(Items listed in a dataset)

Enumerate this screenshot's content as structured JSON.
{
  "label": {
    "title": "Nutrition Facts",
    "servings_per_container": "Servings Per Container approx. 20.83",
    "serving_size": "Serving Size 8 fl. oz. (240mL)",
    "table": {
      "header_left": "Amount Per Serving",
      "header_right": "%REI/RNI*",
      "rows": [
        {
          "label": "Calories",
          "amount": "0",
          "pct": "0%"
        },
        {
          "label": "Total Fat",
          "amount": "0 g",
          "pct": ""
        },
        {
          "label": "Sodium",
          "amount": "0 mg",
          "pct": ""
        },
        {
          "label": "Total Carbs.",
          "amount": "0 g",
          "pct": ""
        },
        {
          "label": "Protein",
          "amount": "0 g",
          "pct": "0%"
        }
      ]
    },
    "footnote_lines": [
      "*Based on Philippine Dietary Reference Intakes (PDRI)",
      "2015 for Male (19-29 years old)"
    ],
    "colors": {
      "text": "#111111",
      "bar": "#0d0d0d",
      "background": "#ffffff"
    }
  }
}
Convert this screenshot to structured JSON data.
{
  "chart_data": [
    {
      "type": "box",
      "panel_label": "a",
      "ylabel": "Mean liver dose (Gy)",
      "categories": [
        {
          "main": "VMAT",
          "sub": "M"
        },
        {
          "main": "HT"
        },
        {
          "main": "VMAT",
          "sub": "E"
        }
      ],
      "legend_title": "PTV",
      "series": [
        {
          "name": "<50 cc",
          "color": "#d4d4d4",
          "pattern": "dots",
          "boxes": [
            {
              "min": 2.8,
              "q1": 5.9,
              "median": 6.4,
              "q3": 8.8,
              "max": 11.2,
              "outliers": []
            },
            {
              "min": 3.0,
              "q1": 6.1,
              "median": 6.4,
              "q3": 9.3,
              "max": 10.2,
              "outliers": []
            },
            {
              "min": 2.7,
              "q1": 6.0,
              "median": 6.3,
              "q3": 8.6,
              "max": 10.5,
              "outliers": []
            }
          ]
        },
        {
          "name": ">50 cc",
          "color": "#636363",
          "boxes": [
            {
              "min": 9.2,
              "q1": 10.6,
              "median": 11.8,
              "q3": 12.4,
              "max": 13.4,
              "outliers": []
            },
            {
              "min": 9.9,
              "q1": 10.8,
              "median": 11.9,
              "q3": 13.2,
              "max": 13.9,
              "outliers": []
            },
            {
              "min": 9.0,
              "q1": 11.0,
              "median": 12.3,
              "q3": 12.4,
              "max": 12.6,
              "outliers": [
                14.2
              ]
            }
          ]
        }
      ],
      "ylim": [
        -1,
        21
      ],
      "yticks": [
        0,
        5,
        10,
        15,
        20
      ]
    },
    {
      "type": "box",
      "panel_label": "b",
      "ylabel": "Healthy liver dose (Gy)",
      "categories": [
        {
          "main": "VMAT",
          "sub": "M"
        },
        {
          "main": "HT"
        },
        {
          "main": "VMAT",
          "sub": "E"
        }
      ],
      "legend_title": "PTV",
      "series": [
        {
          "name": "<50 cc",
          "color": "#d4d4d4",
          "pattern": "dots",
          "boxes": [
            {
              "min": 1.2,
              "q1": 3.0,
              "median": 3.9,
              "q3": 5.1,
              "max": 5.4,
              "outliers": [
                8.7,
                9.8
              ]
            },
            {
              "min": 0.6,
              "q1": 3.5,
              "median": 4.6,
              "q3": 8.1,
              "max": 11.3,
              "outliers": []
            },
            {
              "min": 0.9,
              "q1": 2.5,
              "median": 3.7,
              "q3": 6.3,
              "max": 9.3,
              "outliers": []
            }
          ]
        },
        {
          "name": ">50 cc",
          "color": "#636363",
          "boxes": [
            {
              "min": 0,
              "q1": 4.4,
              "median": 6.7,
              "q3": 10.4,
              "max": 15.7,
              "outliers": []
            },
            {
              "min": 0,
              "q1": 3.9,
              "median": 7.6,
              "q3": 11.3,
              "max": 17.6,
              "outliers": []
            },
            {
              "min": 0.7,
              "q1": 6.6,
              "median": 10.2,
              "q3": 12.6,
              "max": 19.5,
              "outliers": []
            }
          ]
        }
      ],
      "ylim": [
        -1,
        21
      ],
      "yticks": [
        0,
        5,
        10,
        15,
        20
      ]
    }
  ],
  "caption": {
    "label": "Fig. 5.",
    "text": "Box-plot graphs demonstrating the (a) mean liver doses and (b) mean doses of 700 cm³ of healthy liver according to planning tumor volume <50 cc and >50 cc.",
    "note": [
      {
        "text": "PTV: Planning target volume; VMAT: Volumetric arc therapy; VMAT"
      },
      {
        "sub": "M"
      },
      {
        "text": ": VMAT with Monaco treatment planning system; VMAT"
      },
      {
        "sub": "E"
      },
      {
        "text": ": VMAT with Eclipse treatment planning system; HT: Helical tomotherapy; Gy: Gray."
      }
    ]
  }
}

Your instructions:
All of the data must be written out again, exactly as it stands.

Written solution:
Enumerate this screenshot's content as structured JSON.
{
  "label": {
    "title": "Nutrition Facts",
    "servings_per_container": "Servings Per Container approx. 20.83",
    "serving_size": "Serving Size 8 fl. oz. (240mL)",
    "table": {
      "header_left": "Amount Per Serving",
      "header_right": "%REI/RNI*",
      "rows": [
        {
          "label": "Calories",
          "amount": "0",
          "pct": "0%"
        },
        {
          "label": "Total Fat",
          "amount": "0 g",
          "pct": ""
        },
        {
          "label": "Sodium",
          "amount": "0 mg",
          "pct": ""
        },
        {
          "label": "Total Carbs.",
          "amount": "0 g",
          "pct": ""
        },
        {
          "label": "Protein",
          "amount": "0 g",
          "pct": "0%"
        }
      ]
    },
    "footnote_lines": [
      "*Based on Philippine Dietary Reference Intakes (PDRI)",
      "2015 for Male (19-29 years old)"
    ],
    "colors": {
      "text": "#111111",
      "bar": "#0d0d0d",
      "background": "#ffffff"
    }
  }
}
Convert this screenshot to structured JSON data.
{
  "chart_data": [
    {
      "type": "box",
      "panel_label": "a",
      "ylabel": "Mean liver dose (Gy)",
      "categories": [
        {
          "main": "VMAT",
          "sub": "M"
        },
        {
          "main": "HT"
        },
        {
          "main": "VMAT",
          "sub": "E"
        }
      ],
      "legend_title": "PTV",
      "series": [
        {
          "name": "<50 cc",
          "color": "#d4d4d4",
          "pattern": "dots",
          "boxes": [
            {
              "min": 2.8,
              "q1": 5.9,
              "median": 6.4,
              "q3": 8.8,
              "max": 11.2,
              "outliers": []
            },
            {
              "min": 3.0,
              "q1": 6.1,
              "median": 6.4,
              "q3": 9.3,
              "max": 10.2,
              "outliers": []
            },
            {
              "min": 2.7,
              "q1": 6.0,
              "median": 6.3,
              "q3": 8.6,
              "max": 10.5,
              "outliers": []
            }
          ]
        },
        {
          "name": ">50 cc",
          "color": "#636363",
          "boxes": [
            {
              "min": 9.2,
              "q1": 10.6,
              "median": 11.8,
              "q3": 12.4,
              "max": 13.4,
              "outliers": []
            },
            {
              "min": 9.9,
              "q1": 10.8,
              "median": 11.9,
              "q3": 13.2,
              "max": 13.9,
              "outliers": []
            },
            {
              "min": 9.0,
              "q1": 11.0,
              "median": 12.3,
              "q3": 12.4,
              "max": 12.6,
              "outliers": [
                14.2
              ]
            }
          ]
        }
      ],
      "ylim": [
        -1,
        21
      ],
      "yticks": [
        0,
        5,
        10,
        15,
        20
      ]
    },
    {
      "type": "box",
      "panel_label": "b",
      "ylabel": "Healthy liver dose (Gy)",
      "categories": [
        {
          "main": "VMAT",
          "sub": "M"
        },
        {
          "main": "HT"
        },
        {
          "main": "VMAT",
          "sub": "E"
        }
      ],
      "legend_title": "PTV",
      "series": [
        {
          "name": "<50 cc",
          "color": "#d4d4d4",
          "pattern": "dots",
          "boxes": [
            {
              "min": 1.2,
              "q1": 3.0,
              "median": 3.9,
              "q3": 5.1,
              "max": 5.4,
              "outliers": [
                8.7,
                9.8
              ]
            },
            {
              "min": 0.6,
              "q1": 3.5,
              "median": 4.6,
              "q3": 8.1,
              "max": 11.3,
              "outliers": []
            },
            {
              "min": 0.9,
              "q1": 2.5,
              "median": 3.7,
              "q3": 6.3,
              "max": 9.3,
              "outliers": []
            }
          ]
        },
        {
          "name": ">50 cc",
          "color": "#636363",
          "boxes": [
            {
              "min": 0,
              "q1": 4.4,
              "median": 6.7,
              "q3": 10.4,
              "max": 15.7,
              "outliers": []
            },
            {
              "min": 0,
              "q1": 3.9,
              "median": 7.6,
              "q3": 11.3,
              "max": 17.6,
              "outliers": []
            },
            {
              "min": 0.7,
              "q1": 6.6,
              "median": 10.2,
              "q3": 12.6,
              "max": 19.5,
              "outliers": []
            }
          ]
        }
      ],
      "ylim": [
        -1,
        21
      ],
      "yticks": [
        0,
        5,
        10,
        15,
        20
      ]
    }
  ],
  "caption": {
    "label": "Fig. 5.",
    "text": "Box-plot graphs demonstrating the (a) mean liver doses and (b) mean doses of 700 cm³ of healthy liver according to planning tumor volume <50 cc and >50 cc.",
    "note": [
      {
        "text": "PTV: Planning target volume; VMAT: Volumetric arc therapy; VMAT"
      },
      {
        "sub": "M"
      },
      {
        "text": ": VMAT with Monaco treatment planning system; VMAT"
      },
      {
        "sub": "E"
      },
      {
        "text": ": VMAT with Eclipse treatment planning system; HT: Helical tomotherapy; Gy: Gray."
      }
    ]
  }
}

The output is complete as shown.